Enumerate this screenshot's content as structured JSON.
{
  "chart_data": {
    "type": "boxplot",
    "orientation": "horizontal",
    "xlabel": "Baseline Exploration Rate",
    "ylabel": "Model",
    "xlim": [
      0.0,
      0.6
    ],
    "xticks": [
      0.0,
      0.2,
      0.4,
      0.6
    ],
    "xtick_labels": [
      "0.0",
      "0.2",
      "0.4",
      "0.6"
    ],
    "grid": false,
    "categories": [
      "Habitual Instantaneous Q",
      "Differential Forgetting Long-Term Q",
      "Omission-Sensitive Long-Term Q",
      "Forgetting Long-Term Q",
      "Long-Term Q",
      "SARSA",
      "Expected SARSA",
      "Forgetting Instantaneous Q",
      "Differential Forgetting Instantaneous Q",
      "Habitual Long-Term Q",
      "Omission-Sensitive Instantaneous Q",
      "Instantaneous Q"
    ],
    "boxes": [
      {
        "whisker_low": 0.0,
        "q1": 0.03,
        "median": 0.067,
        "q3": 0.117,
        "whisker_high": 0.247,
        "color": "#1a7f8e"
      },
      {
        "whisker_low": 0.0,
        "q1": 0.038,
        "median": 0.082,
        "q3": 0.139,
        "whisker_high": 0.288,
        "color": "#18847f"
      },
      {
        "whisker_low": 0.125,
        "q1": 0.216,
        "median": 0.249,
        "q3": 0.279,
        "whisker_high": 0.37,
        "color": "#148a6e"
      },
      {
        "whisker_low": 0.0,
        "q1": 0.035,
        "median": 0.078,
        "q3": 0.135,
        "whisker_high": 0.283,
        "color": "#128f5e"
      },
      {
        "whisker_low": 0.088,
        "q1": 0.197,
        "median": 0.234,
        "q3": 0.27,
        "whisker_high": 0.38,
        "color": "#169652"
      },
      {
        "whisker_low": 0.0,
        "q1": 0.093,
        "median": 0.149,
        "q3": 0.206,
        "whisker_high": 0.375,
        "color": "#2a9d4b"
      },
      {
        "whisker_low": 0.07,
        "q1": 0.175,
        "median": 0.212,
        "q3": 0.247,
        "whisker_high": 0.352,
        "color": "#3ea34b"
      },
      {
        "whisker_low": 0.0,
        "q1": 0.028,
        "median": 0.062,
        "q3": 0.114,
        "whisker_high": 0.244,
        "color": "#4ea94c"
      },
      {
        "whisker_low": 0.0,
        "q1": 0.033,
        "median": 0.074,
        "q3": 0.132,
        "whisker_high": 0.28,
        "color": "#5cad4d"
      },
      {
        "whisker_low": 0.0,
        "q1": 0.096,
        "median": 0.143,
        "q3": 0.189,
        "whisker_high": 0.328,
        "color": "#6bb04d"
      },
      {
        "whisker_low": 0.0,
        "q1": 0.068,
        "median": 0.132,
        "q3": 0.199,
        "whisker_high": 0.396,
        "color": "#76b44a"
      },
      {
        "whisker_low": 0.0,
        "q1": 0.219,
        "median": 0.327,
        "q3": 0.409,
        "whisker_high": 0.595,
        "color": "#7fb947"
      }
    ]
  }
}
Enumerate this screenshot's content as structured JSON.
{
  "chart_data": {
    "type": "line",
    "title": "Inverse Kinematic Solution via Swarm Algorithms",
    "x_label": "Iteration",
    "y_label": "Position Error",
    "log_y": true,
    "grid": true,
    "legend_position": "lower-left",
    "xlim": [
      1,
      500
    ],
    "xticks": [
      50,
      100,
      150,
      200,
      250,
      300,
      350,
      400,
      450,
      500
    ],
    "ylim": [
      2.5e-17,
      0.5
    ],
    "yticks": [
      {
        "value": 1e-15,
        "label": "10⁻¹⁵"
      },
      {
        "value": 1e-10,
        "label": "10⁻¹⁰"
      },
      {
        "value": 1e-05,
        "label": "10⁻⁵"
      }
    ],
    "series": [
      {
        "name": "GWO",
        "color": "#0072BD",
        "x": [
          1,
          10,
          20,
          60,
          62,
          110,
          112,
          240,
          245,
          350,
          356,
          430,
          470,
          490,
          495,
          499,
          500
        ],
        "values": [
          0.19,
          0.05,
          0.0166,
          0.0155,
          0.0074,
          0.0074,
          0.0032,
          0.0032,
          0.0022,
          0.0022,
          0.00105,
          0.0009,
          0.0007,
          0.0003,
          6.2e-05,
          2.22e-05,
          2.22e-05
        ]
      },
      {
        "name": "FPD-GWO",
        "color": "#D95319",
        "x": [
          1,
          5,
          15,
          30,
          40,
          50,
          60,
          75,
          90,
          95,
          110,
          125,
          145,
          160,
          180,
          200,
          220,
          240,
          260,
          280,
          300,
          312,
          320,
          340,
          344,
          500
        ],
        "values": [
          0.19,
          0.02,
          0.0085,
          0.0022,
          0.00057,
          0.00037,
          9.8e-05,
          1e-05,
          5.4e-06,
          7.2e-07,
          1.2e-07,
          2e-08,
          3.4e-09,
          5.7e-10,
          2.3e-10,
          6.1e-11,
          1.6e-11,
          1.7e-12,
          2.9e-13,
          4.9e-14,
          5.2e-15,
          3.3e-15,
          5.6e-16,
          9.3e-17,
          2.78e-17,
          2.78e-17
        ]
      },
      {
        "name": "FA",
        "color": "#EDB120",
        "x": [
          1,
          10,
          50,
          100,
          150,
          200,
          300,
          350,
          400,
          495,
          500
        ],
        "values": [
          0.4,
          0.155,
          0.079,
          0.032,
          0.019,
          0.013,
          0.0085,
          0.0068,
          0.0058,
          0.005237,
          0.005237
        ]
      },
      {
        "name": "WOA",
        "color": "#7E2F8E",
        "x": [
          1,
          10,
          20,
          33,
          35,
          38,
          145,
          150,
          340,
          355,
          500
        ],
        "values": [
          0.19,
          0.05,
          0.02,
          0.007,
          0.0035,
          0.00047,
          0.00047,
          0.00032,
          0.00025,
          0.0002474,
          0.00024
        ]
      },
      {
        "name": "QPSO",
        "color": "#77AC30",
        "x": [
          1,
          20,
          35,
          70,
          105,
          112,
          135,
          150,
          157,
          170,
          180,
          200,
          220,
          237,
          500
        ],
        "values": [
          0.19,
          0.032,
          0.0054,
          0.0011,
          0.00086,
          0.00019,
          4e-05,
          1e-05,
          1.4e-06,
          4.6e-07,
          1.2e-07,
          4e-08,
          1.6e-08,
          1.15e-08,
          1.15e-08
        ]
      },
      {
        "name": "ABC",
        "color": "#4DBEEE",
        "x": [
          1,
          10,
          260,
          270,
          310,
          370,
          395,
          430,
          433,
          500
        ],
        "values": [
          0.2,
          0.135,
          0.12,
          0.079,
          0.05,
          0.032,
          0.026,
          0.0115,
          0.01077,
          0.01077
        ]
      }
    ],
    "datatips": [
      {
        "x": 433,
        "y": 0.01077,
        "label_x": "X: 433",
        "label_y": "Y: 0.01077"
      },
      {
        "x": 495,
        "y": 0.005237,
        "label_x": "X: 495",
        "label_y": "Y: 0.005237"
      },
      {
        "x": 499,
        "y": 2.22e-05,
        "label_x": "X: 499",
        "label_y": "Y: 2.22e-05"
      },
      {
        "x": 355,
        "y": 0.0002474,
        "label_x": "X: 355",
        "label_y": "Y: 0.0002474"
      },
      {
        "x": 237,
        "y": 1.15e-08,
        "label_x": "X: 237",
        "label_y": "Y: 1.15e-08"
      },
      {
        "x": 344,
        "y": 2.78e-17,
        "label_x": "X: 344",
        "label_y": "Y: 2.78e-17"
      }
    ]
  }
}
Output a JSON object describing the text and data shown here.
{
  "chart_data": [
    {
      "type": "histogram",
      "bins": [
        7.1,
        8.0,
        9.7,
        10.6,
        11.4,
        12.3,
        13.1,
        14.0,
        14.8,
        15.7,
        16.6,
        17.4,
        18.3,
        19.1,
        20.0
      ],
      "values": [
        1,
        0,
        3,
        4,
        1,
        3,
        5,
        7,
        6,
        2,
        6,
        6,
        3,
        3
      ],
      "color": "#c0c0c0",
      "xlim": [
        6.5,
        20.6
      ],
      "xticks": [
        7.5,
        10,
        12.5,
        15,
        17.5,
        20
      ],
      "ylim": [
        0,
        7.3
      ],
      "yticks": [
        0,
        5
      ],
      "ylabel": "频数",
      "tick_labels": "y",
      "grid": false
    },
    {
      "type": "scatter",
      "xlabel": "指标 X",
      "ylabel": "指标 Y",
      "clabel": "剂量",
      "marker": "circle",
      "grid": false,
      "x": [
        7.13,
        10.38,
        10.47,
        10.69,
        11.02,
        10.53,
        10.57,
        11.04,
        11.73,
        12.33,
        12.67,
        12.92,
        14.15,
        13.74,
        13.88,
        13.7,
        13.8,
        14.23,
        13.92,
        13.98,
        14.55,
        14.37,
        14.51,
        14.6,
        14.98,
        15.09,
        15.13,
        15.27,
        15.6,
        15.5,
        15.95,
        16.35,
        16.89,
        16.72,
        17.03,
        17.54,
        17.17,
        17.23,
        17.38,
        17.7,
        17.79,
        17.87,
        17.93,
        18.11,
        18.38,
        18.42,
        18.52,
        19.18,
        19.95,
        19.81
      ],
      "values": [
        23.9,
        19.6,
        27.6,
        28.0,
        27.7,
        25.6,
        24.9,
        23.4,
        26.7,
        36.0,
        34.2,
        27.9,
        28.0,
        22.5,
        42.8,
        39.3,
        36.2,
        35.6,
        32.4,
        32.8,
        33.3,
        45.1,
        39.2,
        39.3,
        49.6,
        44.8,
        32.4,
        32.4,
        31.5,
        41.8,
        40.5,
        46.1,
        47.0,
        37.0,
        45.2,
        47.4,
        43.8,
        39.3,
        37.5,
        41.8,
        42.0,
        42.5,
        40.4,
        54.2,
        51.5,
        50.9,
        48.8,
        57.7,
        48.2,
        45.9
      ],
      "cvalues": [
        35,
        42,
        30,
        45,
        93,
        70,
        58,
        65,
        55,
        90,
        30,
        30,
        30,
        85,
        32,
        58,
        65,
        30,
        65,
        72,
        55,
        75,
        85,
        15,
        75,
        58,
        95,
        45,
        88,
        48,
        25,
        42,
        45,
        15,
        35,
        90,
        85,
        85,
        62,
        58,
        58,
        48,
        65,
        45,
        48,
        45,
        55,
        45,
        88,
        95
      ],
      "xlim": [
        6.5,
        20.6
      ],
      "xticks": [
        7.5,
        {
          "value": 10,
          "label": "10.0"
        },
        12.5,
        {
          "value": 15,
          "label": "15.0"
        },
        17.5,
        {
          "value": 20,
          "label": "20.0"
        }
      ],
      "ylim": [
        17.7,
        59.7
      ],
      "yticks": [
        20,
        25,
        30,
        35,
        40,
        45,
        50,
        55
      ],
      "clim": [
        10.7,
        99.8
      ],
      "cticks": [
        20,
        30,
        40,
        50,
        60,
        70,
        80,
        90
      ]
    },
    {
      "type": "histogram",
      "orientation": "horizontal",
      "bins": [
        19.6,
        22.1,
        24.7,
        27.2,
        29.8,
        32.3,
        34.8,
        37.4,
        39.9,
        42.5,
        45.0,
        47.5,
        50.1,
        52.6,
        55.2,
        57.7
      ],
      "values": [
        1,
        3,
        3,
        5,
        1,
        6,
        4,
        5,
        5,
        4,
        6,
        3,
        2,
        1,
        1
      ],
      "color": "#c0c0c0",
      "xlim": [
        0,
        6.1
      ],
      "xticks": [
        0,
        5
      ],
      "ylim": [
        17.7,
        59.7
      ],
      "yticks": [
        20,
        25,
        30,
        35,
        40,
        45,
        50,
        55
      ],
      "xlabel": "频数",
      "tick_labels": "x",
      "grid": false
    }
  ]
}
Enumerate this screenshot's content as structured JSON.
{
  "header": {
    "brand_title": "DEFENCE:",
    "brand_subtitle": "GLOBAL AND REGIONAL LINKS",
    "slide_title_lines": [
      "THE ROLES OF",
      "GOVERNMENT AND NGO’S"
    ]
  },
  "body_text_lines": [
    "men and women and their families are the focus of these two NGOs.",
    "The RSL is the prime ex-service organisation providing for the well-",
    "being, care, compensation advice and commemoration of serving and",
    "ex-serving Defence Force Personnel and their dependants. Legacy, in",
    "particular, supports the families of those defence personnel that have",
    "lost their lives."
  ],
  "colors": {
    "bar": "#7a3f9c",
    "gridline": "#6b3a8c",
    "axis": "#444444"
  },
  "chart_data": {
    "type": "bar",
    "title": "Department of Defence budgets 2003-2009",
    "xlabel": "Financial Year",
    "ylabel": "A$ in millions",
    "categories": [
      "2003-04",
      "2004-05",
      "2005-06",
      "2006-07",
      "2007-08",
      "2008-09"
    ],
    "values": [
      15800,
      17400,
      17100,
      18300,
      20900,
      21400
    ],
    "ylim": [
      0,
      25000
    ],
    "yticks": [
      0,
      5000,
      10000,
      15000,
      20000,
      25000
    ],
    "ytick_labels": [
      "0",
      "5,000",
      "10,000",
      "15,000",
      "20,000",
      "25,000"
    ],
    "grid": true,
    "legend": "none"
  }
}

:: Short problem ::
Go through the records and show every line with the string "false" in it.

:: Result of the exercise ::
    "grid": false,
      "grid": false
      "grid": false,
      "grid": false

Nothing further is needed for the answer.